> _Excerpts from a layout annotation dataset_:
----------------

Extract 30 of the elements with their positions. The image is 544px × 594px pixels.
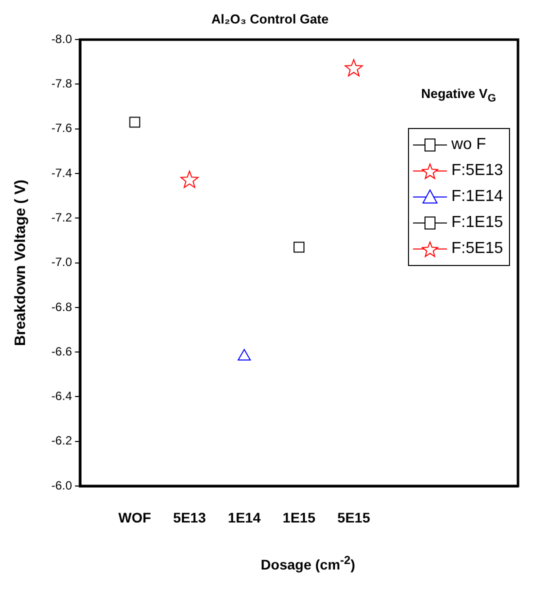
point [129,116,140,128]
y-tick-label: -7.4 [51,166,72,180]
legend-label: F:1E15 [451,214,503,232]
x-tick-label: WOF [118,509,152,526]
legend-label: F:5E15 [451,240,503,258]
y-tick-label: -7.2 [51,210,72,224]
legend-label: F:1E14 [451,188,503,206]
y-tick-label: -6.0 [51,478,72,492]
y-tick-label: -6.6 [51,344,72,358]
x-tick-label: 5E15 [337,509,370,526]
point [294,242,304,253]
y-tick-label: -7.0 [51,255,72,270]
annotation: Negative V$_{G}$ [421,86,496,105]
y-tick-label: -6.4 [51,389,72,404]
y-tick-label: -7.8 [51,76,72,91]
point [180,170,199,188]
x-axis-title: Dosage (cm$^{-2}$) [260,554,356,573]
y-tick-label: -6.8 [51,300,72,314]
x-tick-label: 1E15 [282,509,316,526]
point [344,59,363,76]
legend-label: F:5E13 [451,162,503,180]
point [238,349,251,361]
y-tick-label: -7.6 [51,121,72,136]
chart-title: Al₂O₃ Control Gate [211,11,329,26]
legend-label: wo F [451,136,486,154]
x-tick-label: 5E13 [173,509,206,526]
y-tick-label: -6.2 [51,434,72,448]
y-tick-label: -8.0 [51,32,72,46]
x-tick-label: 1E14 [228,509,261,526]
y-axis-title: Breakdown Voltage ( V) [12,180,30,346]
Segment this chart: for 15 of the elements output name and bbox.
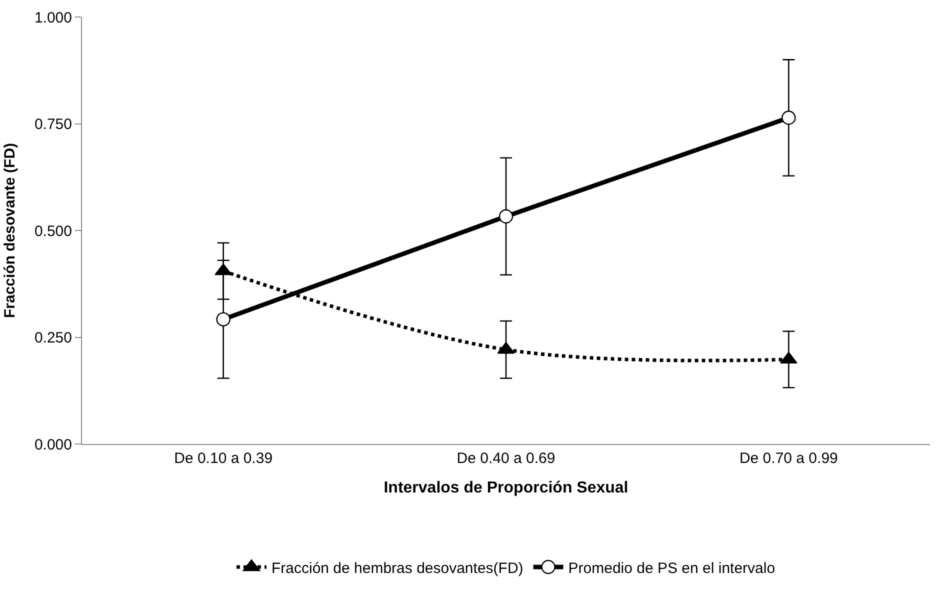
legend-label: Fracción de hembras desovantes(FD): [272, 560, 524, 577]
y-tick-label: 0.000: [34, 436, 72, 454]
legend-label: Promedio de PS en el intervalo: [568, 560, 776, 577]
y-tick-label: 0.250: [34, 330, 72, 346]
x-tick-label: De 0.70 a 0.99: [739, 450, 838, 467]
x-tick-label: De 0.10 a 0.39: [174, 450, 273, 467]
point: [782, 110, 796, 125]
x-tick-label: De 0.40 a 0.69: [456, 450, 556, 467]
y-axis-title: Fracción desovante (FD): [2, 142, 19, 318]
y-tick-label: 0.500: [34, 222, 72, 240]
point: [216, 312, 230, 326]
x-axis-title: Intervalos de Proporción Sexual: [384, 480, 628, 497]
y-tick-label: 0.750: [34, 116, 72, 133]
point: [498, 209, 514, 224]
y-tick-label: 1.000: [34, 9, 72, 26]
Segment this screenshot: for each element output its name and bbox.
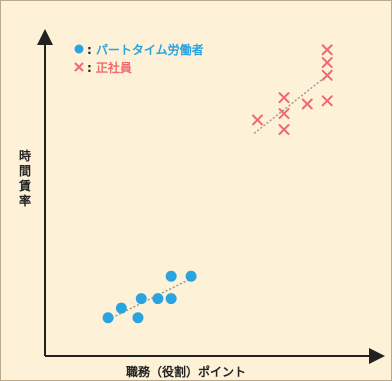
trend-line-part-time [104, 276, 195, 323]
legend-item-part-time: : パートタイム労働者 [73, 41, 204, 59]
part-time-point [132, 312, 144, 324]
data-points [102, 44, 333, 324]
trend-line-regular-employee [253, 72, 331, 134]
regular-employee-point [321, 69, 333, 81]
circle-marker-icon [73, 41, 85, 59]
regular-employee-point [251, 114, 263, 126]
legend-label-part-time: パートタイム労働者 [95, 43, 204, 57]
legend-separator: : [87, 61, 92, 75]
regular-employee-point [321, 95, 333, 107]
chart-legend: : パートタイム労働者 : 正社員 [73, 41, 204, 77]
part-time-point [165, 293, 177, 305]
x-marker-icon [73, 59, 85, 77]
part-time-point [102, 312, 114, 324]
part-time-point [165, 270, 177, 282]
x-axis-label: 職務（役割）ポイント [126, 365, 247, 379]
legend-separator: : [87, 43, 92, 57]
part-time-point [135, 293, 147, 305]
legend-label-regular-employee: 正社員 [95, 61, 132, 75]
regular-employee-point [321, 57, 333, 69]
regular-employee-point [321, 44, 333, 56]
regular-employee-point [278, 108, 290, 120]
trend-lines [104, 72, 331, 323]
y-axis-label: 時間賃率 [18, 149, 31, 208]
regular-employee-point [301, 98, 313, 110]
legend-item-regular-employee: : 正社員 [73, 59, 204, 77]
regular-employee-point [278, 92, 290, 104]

----------------

> _What is needed_:
Please format the data above as a JSON list of strings, one string per line, without blank lines. Leave the picture lines out of the list.

> _Output for this exercise_:
[
  "Extract 30 of the elements with their positions. The image is 544px × 594px pixels.",
  "point [129,116,140,128]",
  "y-tick-label: -7.4 [51,166,72,180]",
  "legend-label: F:1E15 [451,214,503,232]",
  "x-tick-label: WOF [118,509,152,526]",
  "legend-label: F:5E15 [451,240,503,258]",
  "y-tick-label: -7.2 [51,210,72,224]",
  "legend-label: F:1E14 [451,188,503,206]",
  "y-tick-label: -6.0 [51,478,72,492]",
  "y-tick-label: -6.6 [51,344,72,358]",
  "x-tick-label: 5E15 [337,509,370,526]",
  "point [294,242,304,253]",
  "y-tick-label: -7.0 [51,255,72,270]",
  "annotation: Negative V$_{G}$ [421,86,496,105]",
  "y-tick-label: -6.4 [51,389,72,404]",
  "y-tick-label: -7.8 [51,76,72,91]",
  "point [180,170,199,188]",
  "x-axis-title: Dosage (cm$^{-2}$) [260,554,356,573]",
  "y-tick-label: -6.8 [51,300,72,314]",
  "x-tick-label: 1E15 [282,509,316,526]",
  "point [344,59,363,76]",
  "legend-label: F:5E13 [451,162,503,180]",
  "point [238,349,251,361]",
  "y-tick-label: -7.6 [51,121,72,136]",
  "chart-title: Al₂O₃ Control Gate [211,11,329,26]",
  "legend-label: wo F [451,136,486,154]",
  "x-tick-label: 5E13 [173,509,206,526]",
  "y-tick-label: -6.2 [51,434,72,448]",
  "y-tick-label: -8.0 [51,32,72,46]",
  "x-tick-label: 1E14 [228,509,261,526]",
  "y-axis-title: Breakdown Voltage ( V) [12,180,30,346]",
  "Segment this chart: for 15 of the elements output name and bbox.",
  "legend-label: Fracción de hembras desovantes(FD): [272, 560, 524, 577]",
  "y-tick-label: 0.000: [34, 436, 72, 454]",
  "legend-label: Promedio de PS en el intervalo: [568, 560, 776, 577]",
  "y-tick-label: 0.250: [34, 330, 72, 346]",
  "x-tick-label: De 0.70 a 0.99: [739, 450, 838, 467]",
  "x-tick-label: De 0.10 a 0.39: [174, 450, 273, 467]",
  "point: [782, 110, 796, 125]",
  "x-tick-label: De 0.40 a 0.69: [456, 450, 556, 467]",
  "y-axis-title: Fracción desovante (FD): [2, 142, 19, 318]",
  "y-tick-label: 0.500: [34, 222, 72, 240]",
  "point: [216, 312, 230, 326]",
  "x-axis-title: Intervalos de Proporción Sexual: [384, 480, 628, 497]",
  "y-tick-label: 0.750: [34, 116, 72, 133]",
  "point: [498, 209, 514, 224]",
  "y-tick-label: 1.000: [34, 9, 72, 26]",
  "Segment this screenshot: for each element output its name and bbox.",
  "trend-line-part-time [104, 276, 195, 323]",
  "legend-item-part-time: : パートタイム労働者 [73, 41, 204, 59]",
  "part-time-point [132, 312, 144, 324]",
  "data-points [102, 44, 333, 324]",
  "trend-line-regular-employee [253, 72, 331, 134]",
  "regular-employee-point [321, 69, 333, 81]",
  "circle-marker-icon [73, 41, 85, 59]",
  "regular-employee-point [251, 114, 263, 126]",
  "legend-label-part-time: パートタイム労働者 [95, 43, 204, 57]",
  "legend-separator: : [87, 61, 92, 75]",
  "regular-employee-point [321, 95, 333, 107]",
  "chart-legend: : パートタイム労働者 : 正社員 [73, 41, 204, 77]",
  "part-time-point [165, 293, 177, 305]",
  "x-marker-icon [73, 59, 85, 77]",
  "part-time-point [102, 312, 114, 324]",
  "part-time-point [165, 270, 177, 282]",
  "x-axis-label: 職務（役割）ポイント [126, 365, 247, 379]",
  "legend-separator: : [87, 43, 92, 57]",
  "part-time-point [135, 293, 147, 305]",
  "legend-label-regular-employee: 正社員 [95, 61, 132, 75]",
  "regular-employee-point [321, 57, 333, 69]",
  "regular-employee-point [321, 44, 333, 56]",
  "regular-employee-point [278, 108, 290, 120]",
  "trend-lines [104, 72, 331, 323]",
  "y-axis-label: 時間賃率 [18, 149, 31, 208]",
  "regular-employee-point [301, 98, 313, 110]",
  "legend-item-regular-employee: : 正社員 [73, 59, 204, 77]",
  "regular-employee-point [278, 92, 290, 104]"
]